■ **What this task involves**: Count the lines below that contain the word "title", and reply with that number alone.

(Interface dataset entries)
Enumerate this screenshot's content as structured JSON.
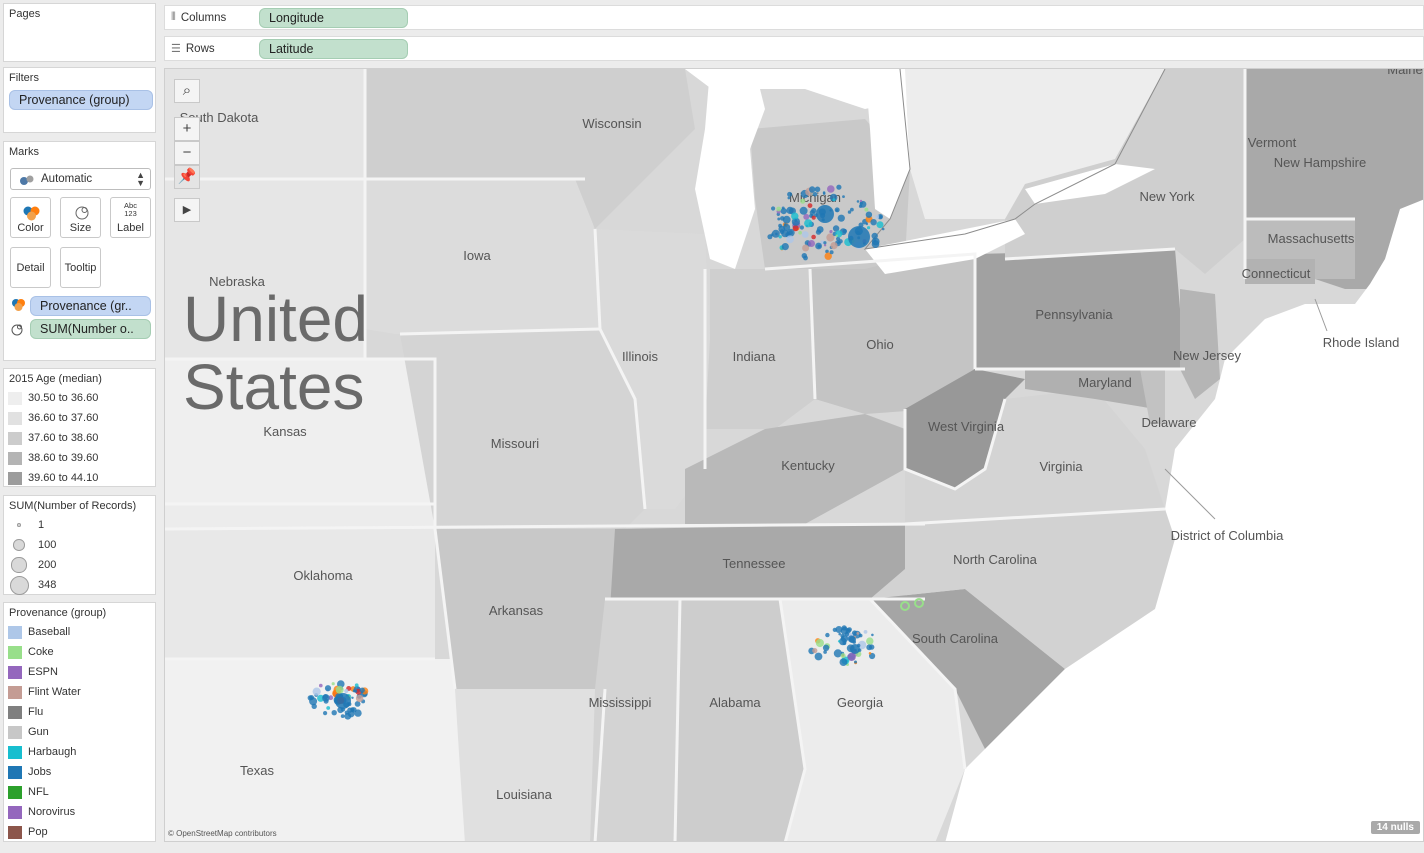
{
  "panels": {
    "pages": {
      "title": "Pages"
    },
    "filters": {
      "title": "Filters",
      "pill": "Provenance (group)"
    },
    "marks": {
      "title": "Marks",
      "mark_type": "Automatic",
      "buttons": {
        "color": "Color",
        "size": "Size",
        "label": "Label",
        "detail": "Detail",
        "tooltip": "Tooltip"
      },
      "label_icon_text": "Abc\n123",
      "encodings": [
        {
          "icon": "color-icon",
          "field": "Provenance (gr.."
        },
        {
          "icon": "size-icon",
          "field": "SUM(Number o.."
        }
      ]
    },
    "age_legend": {
      "title": "2015 Age (median)",
      "items": [
        {
          "label": "30.50 to 36.60",
          "color": "#eeeeee"
        },
        {
          "label": "36.60 to 37.60",
          "color": "#e1e1e1"
        },
        {
          "label": "37.60 to 38.60",
          "color": "#cccccc"
        },
        {
          "label": "38.60 to 39.60",
          "color": "#b4b4b4"
        },
        {
          "label": "39.60 to 44.10",
          "color": "#9c9c9c"
        }
      ]
    },
    "size_legend": {
      "title": "SUM(Number of Records)",
      "items": [
        {
          "label": "1",
          "value": 1
        },
        {
          "label": "100",
          "value": 100
        },
        {
          "label": "200",
          "value": 200
        },
        {
          "label": "348",
          "value": 348
        }
      ]
    },
    "provenance_legend": {
      "title": "Provenance (group)",
      "items": [
        {
          "label": "Baseball",
          "color": "#aec7e8"
        },
        {
          "label": "Coke",
          "color": "#98df8a"
        },
        {
          "label": "ESPN",
          "color": "#9467bd"
        },
        {
          "label": "Flint Water",
          "color": "#c49c94"
        },
        {
          "label": "Flu",
          "color": "#7f7f7f"
        },
        {
          "label": "Gun",
          "color": "#c7c7c7"
        },
        {
          "label": "Harbaugh",
          "color": "#17becf"
        },
        {
          "label": "Jobs",
          "color": "#1f77b4"
        },
        {
          "label": "NFL",
          "color": "#2ca02c"
        },
        {
          "label": "Norovirus",
          "color": "#9467bd"
        },
        {
          "label": "Pop",
          "color": "#8c564b"
        }
      ]
    }
  },
  "shelves": {
    "columns": {
      "label": "Columns",
      "pill": "Longitude"
    },
    "rows": {
      "label": "Rows",
      "pill": "Latitude"
    }
  },
  "map": {
    "country_label": [
      "United",
      "States"
    ],
    "credit": "© OpenStreetMap contributors",
    "nulls": "14 nulls",
    "tool_icons": [
      "search-icon",
      "zoom-in-icon",
      "zoom-out-icon",
      "pin-icon",
      "expand-icon"
    ],
    "state_labels": [
      "South Dakota",
      "Wisconsin",
      "Michigan",
      "New York",
      "Vermont",
      "New Hampshire",
      "Massachusetts",
      "Connecticut",
      "Rhode Island",
      "Nebraska",
      "Iowa",
      "Pennsylvania",
      "New Jersey",
      "Illinois",
      "Indiana",
      "Ohio",
      "Maryland",
      "Delaware",
      "Kansas",
      "West Virginia",
      "Missouri",
      "Kentucky",
      "Virginia",
      "District of Columbia",
      "Tennessee",
      "North Carolina",
      "Oklahoma",
      "Arkansas",
      "South Carolina",
      "Mississippi",
      "Alabama",
      "Georgia",
      "Texas",
      "Louisiana",
      "Maine"
    ],
    "point_clusters": [
      {
        "name": "Michigan (Detroit / Ann Arbor)",
        "main_color": "#1f77b4"
      },
      {
        "name": "Texas (Dallas)",
        "main_color": "#1f77b4"
      },
      {
        "name": "Georgia (Atlanta)",
        "main_color": "#1f77b4"
      },
      {
        "name": "South Carolina",
        "main_color": "#98df8a"
      }
    ]
  }
}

■ **Solution to this exercise**: 6